— start of Supplied material —

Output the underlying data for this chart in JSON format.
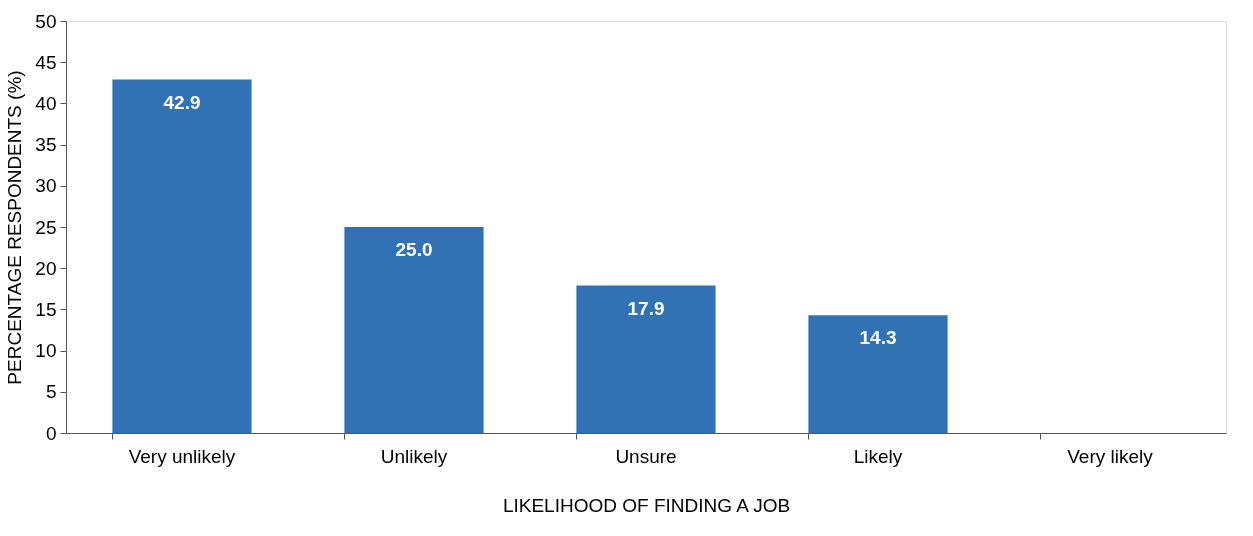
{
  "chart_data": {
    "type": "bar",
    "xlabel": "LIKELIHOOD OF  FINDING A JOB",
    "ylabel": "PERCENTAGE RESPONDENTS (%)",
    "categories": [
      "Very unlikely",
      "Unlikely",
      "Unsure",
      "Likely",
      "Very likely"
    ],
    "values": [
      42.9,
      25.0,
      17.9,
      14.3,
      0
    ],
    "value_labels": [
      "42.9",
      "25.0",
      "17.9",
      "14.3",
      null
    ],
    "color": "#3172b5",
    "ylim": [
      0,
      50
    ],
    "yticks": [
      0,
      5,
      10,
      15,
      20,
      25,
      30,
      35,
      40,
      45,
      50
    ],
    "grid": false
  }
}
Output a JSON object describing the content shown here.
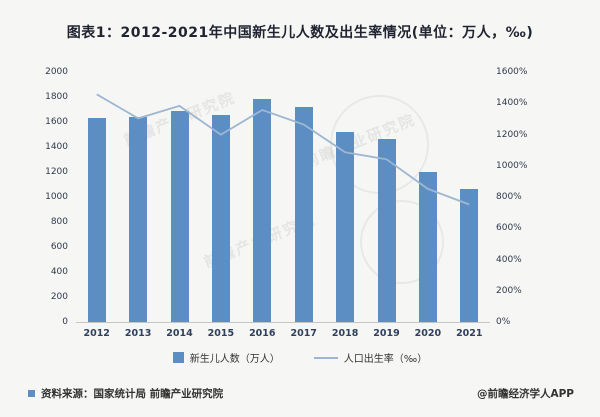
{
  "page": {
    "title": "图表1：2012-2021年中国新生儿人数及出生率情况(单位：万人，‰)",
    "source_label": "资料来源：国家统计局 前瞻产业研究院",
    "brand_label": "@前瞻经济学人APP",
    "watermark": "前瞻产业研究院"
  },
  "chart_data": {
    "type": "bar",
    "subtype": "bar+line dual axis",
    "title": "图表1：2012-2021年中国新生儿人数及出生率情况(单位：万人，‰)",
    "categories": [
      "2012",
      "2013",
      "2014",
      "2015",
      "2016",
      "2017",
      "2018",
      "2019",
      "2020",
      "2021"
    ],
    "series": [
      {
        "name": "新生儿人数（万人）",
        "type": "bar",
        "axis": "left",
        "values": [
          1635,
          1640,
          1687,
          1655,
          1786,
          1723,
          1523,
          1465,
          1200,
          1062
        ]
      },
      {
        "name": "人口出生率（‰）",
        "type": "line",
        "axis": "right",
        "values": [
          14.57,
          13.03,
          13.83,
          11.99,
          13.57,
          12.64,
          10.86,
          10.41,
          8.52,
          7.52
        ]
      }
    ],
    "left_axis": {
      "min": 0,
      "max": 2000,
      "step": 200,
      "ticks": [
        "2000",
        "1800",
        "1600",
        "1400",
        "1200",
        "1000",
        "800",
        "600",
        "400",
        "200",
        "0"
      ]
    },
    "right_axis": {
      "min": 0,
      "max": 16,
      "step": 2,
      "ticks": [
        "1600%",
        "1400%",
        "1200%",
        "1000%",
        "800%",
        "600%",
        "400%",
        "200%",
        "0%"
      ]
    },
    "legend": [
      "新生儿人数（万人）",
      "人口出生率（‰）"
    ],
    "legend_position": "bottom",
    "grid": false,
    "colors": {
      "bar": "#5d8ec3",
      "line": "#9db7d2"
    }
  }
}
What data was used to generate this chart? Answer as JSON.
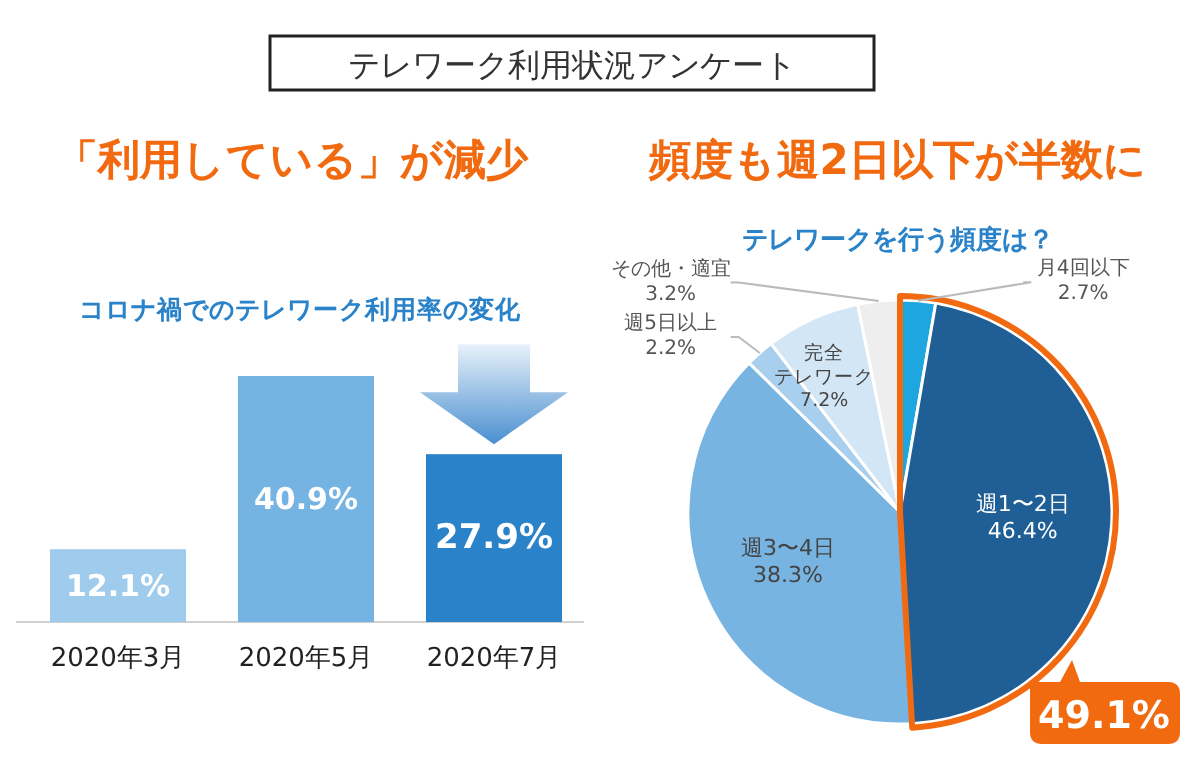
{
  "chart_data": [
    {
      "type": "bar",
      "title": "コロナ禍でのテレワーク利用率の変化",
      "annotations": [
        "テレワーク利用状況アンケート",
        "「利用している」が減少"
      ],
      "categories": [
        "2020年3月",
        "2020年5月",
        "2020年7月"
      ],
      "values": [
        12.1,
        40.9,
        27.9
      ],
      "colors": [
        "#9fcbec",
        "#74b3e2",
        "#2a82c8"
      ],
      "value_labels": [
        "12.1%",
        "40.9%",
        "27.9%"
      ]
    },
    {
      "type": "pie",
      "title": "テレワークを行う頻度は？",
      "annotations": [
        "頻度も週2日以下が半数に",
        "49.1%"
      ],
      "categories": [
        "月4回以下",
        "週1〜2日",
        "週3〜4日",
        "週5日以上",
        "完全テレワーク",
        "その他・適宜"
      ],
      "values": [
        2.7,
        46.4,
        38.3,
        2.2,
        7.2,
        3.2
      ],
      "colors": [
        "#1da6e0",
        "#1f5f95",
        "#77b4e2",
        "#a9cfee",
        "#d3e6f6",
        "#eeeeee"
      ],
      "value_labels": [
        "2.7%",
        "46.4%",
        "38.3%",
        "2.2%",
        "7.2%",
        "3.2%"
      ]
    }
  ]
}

— end of Supplied material —

**Task requirements**
Write out the full set of lines verbatim, without the pictures.

**Solution below**
Output the underlying data for this chart in JSON format.
{
  "chart_data": {
    "type": "bar",
    "xlabel": "LIKELIHOOD OF  FINDING A JOB",
    "ylabel": "PERCENTAGE RESPONDENTS (%)",
    "categories": [
      "Very unlikely",
      "Unlikely",
      "Unsure",
      "Likely",
      "Very likely"
    ],
    "values": [
      42.9,
      25.0,
      17.9,
      14.3,
      0
    ],
    "value_labels": [
      "42.9",
      "25.0",
      "17.9",
      "14.3",
      null
    ],
    "color": "#3172b5",
    "ylim": [
      0,
      50
    ],
    "yticks": [
      0,
      5,
      10,
      15,
      20,
      25,
      30,
      35,
      40,
      45,
      50
    ],
    "grid": false
  }
}
Output a JSON object describing the content shown here.
{
  "page": {
    "title": "图表1：2012-2021年中国新生儿人数及出生率情况(单位：万人，‰)",
    "source_label": "资料来源：国家统计局 前瞻产业研究院",
    "brand_label": "@前瞻经济学人APP",
    "watermark": "前瞻产业研究院"
  },
  "chart_data": {
    "type": "bar",
    "subtype": "bar+line dual axis",
    "title": "图表1：2012-2021年中国新生儿人数及出生率情况(单位：万人，‰)",
    "categories": [
      "2012",
      "2013",
      "2014",
      "2015",
      "2016",
      "2017",
      "2018",
      "2019",
      "2020",
      "2021"
    ],
    "series": [
      {
        "name": "新生儿人数（万人）",
        "type": "bar",
        "axis": "left",
        "values": [
          1635,
          1640,
          1687,
          1655,
          1786,
          1723,
          1523,
          1465,
          1200,
          1062
        ]
      },
      {
        "name": "人口出生率（‰）",
        "type": "line",
        "axis": "right",
        "values": [
          14.57,
          13.03,
          13.83,
          11.99,
          13.57,
          12.64,
          10.86,
          10.41,
          8.52,
          7.52
        ]
      }
    ],
    "left_axis": {
      "min": 0,
      "max": 2000,
      "step": 200,
      "ticks": [
        "2000",
        "1800",
        "1600",
        "1400",
        "1200",
        "1000",
        "800",
        "600",
        "400",
        "200",
        "0"
      ]
    },
    "right_axis": {
      "min": 0,
      "max": 16,
      "step": 2,
      "ticks": [
        "1600%",
        "1400%",
        "1200%",
        "1000%",
        "800%",
        "600%",
        "400%",
        "200%",
        "0%"
      ]
    },
    "legend": [
      "新生儿人数（万人）",
      "人口出生率（‰）"
    ],
    "legend_position": "bottom",
    "grid": false,
    "colors": {
      "bar": "#5d8ec3",
      "line": "#9db7d2"
    }
  }
}
What data was used to generate this chart? Answer as JSON.
{
  "chart_data": [
    {
      "type": "bar",
      "title": "コロナ禍でのテレワーク利用率の変化",
      "annotations": [
        "テレワーク利用状況アンケート",
        "「利用している」が減少"
      ],
      "categories": [
        "2020年3月",
        "2020年5月",
        "2020年7月"
      ],
      "values": [
        12.1,
        40.9,
        27.9
      ],
      "colors": [
        "#9fcbec",
        "#74b3e2",
        "#2a82c8"
      ],
      "value_labels": [
        "12.1%",
        "40.9%",
        "27.9%"
      ]
    },
    {
      "type": "pie",
      "title": "テレワークを行う頻度は？",
      "annotations": [
        "頻度も週2日以下が半数に",
        "49.1%"
      ],
      "categories": [
        "月4回以下",
        "週1〜2日",
        "週3〜4日",
        "週5日以上",
        "完全テレワーク",
        "その他・適宜"
      ],
      "values": [
        2.7,
        46.4,
        38.3,
        2.2,
        7.2,
        3.2
      ],
      "colors": [
        "#1da6e0",
        "#1f5f95",
        "#77b4e2",
        "#a9cfee",
        "#d3e6f6",
        "#eeeeee"
      ],
      "value_labels": [
        "2.7%",
        "46.4%",
        "38.3%",
        "2.2%",
        "7.2%",
        "3.2%"
      ]
    }
  ]
}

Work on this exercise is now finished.